Your goal.
Present the rows below, from the one containing "footnote-1 xyxy=(68,706,688,763)" up to and including the one containing "body-line: وإفاضتهم من", as a Markdown table with two columns, Number and Line. Number each row and leave out any blank lines.

>> START

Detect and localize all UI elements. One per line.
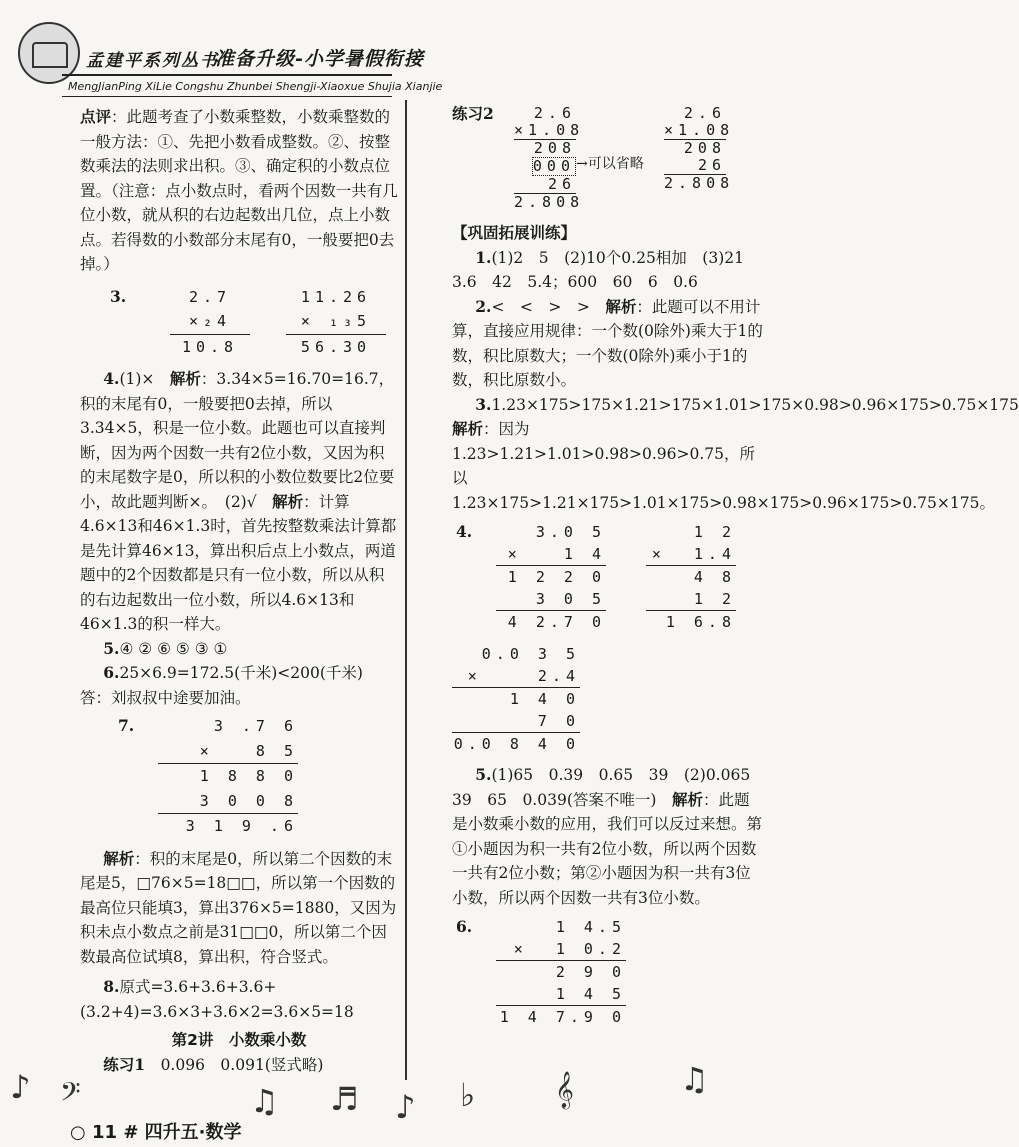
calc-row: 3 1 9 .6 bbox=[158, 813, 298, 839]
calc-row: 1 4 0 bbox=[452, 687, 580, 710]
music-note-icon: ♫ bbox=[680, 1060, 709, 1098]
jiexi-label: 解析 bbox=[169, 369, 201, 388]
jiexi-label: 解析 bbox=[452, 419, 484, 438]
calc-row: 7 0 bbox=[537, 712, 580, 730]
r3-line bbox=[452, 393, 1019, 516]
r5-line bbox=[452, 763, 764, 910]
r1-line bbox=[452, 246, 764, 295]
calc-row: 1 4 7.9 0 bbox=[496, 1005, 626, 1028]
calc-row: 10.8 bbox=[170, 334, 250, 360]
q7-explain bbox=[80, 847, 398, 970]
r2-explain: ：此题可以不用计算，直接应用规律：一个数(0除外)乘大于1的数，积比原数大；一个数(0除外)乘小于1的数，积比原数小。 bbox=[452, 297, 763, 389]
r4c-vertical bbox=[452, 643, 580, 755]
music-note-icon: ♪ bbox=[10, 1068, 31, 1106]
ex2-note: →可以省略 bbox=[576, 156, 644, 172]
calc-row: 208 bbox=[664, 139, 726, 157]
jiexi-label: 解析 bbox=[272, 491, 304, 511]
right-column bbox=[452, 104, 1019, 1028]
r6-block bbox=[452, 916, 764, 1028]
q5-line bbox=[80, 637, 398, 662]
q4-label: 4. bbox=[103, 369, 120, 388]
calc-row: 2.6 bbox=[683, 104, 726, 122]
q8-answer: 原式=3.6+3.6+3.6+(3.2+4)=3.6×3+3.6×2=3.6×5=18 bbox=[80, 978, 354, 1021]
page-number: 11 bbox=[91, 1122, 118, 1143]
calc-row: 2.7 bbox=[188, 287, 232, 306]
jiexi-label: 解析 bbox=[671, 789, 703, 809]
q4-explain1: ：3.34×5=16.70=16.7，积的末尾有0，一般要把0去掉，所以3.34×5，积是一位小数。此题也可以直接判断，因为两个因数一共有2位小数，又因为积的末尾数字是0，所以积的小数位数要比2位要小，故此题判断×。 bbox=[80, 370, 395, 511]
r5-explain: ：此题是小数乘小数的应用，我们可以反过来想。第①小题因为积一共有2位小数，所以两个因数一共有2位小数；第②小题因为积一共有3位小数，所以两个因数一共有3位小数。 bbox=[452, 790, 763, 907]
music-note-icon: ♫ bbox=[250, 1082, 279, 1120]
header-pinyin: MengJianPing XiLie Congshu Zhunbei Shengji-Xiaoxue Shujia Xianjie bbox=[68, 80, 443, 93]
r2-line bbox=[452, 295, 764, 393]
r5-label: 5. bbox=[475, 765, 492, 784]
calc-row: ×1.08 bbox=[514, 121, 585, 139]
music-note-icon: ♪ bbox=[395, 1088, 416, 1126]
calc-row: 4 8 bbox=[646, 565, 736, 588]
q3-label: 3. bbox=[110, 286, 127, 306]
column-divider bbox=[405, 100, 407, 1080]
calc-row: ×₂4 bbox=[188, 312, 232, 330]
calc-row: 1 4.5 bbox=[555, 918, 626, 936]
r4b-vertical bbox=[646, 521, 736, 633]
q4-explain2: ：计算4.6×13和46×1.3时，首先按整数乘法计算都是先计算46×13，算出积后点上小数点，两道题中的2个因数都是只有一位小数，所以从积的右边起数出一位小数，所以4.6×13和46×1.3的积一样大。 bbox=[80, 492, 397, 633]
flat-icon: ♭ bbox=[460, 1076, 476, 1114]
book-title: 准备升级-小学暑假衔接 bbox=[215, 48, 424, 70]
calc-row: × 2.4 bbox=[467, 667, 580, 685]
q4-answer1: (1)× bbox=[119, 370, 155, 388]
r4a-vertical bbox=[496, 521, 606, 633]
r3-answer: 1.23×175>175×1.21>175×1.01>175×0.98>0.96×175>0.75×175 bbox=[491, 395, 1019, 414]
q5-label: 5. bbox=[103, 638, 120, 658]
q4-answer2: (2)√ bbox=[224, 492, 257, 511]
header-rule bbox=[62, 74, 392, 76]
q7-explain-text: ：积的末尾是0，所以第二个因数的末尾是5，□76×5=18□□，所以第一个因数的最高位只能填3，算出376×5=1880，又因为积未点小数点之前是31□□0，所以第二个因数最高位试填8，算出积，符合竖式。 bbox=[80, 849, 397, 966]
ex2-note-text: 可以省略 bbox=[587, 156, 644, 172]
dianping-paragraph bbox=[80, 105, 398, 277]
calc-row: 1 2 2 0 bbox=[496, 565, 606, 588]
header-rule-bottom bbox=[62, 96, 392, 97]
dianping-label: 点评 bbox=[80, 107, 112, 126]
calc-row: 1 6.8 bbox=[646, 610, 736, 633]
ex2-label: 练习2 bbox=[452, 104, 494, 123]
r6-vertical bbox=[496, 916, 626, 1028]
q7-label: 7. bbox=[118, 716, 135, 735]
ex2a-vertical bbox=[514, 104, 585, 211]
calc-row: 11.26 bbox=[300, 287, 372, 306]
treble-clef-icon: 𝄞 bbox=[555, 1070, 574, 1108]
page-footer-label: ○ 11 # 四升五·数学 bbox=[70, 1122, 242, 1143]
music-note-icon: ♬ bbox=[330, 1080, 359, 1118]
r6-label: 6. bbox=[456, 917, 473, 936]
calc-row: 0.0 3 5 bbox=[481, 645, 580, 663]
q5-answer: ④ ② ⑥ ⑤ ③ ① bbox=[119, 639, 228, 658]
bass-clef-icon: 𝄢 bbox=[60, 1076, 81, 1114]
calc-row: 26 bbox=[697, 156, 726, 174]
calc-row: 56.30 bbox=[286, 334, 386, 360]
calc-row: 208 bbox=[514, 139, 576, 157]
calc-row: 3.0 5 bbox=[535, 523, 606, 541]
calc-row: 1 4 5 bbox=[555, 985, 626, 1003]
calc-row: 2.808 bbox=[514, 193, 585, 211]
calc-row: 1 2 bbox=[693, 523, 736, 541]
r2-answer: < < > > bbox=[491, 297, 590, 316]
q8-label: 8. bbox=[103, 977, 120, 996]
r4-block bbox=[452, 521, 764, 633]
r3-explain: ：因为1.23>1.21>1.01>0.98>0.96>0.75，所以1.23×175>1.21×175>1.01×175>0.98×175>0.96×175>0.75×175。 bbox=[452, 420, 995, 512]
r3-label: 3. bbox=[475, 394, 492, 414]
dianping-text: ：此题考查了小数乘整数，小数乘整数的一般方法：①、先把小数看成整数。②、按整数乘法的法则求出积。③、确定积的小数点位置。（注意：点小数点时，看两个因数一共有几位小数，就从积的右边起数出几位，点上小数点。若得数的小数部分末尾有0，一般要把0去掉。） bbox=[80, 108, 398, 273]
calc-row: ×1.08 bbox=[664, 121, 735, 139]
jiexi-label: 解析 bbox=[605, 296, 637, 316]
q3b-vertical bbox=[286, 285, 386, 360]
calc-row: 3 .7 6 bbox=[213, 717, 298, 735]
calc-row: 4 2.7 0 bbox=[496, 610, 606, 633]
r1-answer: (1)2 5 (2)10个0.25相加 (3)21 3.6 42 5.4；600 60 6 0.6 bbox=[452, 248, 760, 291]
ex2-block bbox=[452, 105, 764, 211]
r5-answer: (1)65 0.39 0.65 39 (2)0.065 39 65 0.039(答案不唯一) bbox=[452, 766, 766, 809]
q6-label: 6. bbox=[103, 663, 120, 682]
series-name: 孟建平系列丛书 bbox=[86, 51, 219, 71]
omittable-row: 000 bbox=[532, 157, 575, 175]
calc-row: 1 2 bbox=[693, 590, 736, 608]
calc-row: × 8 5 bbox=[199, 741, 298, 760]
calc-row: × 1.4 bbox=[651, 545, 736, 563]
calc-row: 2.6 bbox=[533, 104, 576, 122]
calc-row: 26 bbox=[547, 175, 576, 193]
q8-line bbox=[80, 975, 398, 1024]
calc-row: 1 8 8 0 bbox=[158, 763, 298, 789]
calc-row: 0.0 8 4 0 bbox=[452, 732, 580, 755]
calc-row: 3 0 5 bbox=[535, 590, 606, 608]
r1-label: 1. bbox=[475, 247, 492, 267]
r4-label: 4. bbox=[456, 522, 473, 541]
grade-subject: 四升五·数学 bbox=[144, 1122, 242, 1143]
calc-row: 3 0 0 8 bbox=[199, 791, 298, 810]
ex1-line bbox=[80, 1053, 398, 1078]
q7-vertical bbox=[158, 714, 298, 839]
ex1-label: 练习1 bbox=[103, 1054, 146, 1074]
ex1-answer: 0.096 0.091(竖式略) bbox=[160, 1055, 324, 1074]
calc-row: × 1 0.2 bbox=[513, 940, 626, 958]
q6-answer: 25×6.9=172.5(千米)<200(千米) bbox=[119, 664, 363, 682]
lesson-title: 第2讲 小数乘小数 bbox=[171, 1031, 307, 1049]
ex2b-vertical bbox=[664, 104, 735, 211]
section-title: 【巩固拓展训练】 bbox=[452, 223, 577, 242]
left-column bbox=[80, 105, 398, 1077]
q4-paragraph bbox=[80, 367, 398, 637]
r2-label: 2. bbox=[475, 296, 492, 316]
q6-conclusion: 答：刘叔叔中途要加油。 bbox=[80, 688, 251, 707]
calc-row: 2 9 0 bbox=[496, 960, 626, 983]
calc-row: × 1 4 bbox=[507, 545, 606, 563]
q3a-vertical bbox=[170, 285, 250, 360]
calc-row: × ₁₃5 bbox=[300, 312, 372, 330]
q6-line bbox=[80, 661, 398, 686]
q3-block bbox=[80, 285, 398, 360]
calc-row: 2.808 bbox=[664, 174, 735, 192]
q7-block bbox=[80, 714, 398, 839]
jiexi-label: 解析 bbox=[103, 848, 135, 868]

>> END
>> START

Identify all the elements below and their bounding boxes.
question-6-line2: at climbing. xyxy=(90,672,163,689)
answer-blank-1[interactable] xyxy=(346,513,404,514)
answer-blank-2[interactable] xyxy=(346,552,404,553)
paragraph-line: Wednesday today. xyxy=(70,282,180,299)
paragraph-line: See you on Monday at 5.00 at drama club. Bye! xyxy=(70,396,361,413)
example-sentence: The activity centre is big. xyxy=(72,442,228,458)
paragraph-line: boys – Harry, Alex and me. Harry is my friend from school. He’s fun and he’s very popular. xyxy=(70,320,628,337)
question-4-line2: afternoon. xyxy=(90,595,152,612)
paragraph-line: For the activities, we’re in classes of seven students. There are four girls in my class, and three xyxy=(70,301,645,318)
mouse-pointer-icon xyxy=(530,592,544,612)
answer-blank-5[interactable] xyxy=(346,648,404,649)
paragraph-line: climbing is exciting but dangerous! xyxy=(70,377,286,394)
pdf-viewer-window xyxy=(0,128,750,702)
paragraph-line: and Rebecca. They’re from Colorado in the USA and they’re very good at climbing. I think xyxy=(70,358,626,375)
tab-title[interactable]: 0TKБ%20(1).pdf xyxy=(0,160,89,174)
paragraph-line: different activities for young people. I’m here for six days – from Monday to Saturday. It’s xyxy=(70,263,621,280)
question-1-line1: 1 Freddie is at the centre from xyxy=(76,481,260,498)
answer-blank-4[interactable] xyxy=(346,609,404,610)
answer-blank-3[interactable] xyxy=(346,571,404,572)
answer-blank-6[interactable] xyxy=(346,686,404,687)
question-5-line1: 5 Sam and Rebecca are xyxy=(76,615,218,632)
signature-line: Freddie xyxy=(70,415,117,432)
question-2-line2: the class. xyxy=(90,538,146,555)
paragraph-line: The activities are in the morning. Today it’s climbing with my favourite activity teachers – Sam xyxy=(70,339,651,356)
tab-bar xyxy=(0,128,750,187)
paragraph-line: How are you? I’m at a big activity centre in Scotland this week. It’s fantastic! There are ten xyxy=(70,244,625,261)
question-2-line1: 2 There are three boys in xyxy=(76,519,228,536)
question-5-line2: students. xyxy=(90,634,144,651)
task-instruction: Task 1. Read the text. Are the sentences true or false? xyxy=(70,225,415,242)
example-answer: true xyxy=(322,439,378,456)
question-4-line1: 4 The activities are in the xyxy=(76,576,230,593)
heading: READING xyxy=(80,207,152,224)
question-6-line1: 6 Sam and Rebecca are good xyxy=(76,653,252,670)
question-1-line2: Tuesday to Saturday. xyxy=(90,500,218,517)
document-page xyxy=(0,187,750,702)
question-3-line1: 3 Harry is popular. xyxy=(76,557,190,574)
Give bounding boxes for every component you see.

>> END
>> START

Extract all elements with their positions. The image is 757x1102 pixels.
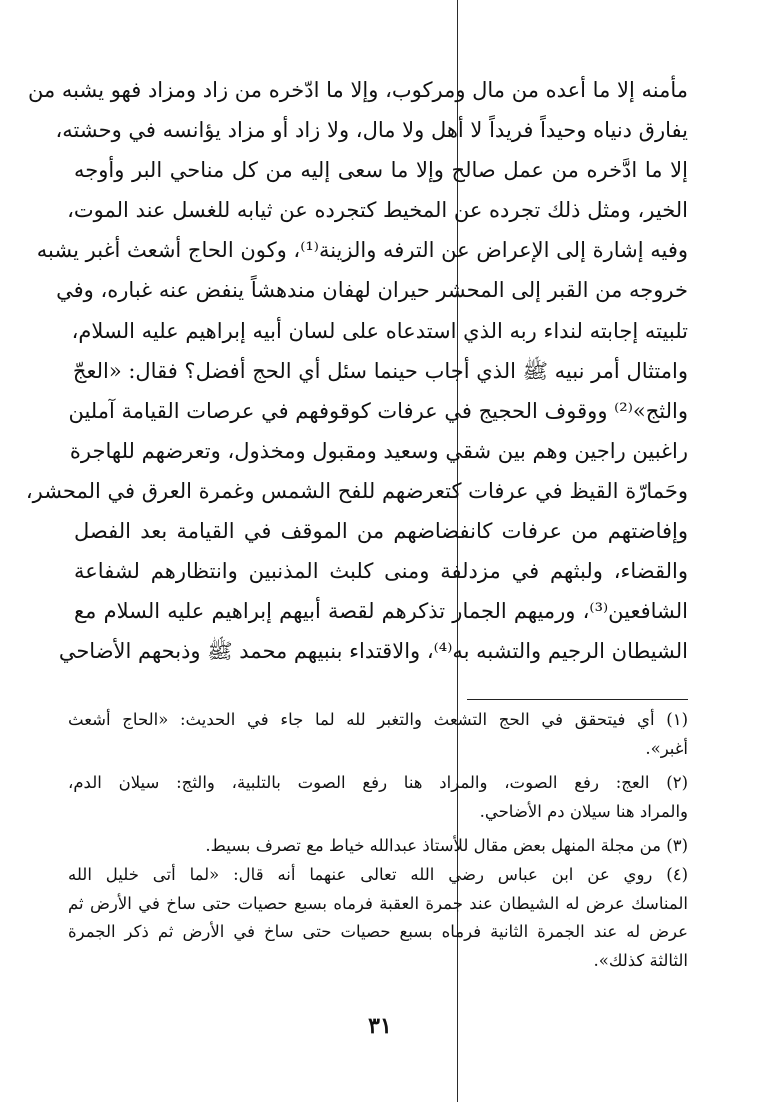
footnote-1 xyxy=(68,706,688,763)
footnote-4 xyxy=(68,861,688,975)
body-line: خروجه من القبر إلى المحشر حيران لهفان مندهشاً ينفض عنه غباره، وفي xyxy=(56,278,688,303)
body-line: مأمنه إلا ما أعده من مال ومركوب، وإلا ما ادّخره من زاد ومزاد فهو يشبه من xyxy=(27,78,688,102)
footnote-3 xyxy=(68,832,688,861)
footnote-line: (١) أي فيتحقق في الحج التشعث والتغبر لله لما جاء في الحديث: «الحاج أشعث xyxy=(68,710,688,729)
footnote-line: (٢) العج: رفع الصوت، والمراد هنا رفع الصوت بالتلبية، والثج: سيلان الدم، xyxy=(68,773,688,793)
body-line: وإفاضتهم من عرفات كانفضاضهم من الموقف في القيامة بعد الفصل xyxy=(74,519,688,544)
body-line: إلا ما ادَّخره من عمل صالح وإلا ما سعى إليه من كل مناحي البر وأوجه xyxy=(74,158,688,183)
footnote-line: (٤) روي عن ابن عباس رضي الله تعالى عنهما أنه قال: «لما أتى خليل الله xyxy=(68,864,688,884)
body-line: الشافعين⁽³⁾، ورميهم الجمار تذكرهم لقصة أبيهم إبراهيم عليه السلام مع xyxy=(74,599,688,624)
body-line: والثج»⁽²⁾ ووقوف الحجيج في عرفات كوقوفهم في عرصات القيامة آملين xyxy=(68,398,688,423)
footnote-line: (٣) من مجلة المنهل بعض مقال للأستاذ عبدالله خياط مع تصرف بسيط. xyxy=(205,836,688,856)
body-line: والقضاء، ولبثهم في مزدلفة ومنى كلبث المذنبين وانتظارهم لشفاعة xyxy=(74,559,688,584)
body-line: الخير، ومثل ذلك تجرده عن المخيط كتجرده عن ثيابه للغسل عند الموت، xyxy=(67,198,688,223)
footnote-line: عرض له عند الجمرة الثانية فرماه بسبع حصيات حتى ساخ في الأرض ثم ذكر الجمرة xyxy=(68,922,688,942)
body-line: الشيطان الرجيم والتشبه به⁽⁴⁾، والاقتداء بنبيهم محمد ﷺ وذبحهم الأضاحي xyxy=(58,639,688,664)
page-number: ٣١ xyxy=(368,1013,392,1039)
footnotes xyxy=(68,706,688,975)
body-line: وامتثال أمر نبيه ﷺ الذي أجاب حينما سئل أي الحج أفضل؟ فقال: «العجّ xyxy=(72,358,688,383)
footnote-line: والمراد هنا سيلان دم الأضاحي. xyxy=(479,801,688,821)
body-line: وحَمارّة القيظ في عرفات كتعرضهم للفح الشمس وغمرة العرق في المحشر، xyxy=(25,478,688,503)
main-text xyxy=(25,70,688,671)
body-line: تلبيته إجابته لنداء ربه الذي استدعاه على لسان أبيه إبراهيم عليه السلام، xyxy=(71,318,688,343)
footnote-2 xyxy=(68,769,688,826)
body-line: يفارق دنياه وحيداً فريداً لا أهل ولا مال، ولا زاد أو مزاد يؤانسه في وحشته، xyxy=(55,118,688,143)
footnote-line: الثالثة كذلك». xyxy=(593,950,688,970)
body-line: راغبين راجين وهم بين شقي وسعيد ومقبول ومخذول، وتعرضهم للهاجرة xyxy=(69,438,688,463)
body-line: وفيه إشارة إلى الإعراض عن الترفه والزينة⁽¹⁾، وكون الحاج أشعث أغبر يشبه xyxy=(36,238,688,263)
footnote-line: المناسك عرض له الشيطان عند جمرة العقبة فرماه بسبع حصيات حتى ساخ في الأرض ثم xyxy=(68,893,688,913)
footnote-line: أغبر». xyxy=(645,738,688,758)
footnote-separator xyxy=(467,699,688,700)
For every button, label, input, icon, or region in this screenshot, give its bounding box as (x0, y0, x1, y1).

>> END

Output for this task.
| Number | Line |
|---|---|
| 1 | footnote-1 xyxy=(68,706,688,763) |
| 2 | footnote-4 xyxy=(68,861,688,975) |
| 3 | body-line: خروجه من القبر إلى المحشر حيران لهفان مندهشاً ينفض عنه غباره، وفي xyxy=(56,278,688,303) |
| 4 | body-line: مأمنه إلا ما أعده من مال ومركوب، وإلا ما ادّخره من زاد ومزاد فهو يشبه من xyxy=(27,78,688,102) |
| 5 | footnote-3 xyxy=(68,832,688,861) |
| 6 | footnote-line: (١) أي فيتحقق في الحج التشعث والتغبر لله لما جاء في الحديث: «الحاج أشعث xyxy=(68,710,688,729) |
| 7 | footnote-line: (٢) العج: رفع الصوت، والمراد هنا رفع الصوت بالتلبية، والثج: سيلان الدم، xyxy=(68,773,688,793) |
| 8 | body-line: وإفاضتهم من عرفات كانفضاضهم من الموقف في القيامة بعد الفصل xyxy=(74,519,688,544) |